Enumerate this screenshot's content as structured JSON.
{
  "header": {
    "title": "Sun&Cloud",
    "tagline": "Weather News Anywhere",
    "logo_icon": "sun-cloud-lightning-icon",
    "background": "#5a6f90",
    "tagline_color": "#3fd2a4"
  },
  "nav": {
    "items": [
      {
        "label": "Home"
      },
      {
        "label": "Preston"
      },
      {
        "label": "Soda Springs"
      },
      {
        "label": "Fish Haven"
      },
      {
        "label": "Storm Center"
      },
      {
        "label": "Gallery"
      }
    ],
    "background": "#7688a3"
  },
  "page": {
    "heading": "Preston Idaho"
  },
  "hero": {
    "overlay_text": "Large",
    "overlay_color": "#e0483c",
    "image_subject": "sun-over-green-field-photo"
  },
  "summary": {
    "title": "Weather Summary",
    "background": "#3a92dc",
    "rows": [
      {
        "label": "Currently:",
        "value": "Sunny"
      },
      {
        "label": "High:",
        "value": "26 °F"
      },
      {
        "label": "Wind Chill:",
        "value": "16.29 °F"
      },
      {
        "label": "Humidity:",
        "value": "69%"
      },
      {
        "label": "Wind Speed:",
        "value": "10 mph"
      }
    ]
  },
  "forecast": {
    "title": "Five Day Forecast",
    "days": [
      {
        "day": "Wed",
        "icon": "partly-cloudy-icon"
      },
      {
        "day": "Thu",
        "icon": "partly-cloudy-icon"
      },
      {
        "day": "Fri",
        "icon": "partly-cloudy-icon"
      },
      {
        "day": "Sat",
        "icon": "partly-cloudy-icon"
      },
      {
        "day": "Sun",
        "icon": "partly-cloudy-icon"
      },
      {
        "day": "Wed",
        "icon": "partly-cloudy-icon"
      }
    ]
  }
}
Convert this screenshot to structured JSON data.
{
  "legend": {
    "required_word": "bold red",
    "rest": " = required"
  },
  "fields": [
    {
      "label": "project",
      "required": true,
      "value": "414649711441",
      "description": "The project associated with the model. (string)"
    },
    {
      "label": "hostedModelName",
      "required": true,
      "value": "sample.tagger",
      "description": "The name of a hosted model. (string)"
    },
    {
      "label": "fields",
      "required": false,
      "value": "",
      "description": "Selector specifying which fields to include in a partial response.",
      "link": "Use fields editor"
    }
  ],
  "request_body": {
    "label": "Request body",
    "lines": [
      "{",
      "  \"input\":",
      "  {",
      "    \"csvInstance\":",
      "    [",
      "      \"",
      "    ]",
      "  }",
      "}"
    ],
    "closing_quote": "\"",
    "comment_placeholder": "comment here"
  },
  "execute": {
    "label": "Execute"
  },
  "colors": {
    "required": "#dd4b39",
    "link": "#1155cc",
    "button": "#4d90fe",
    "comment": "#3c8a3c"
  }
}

- Work instructions -
Filter the data, keeping only the lines that contain "this".

- Response -
Enumerate this screenshot's content as structured JSON.
Convert this screenshot to structured JSON data.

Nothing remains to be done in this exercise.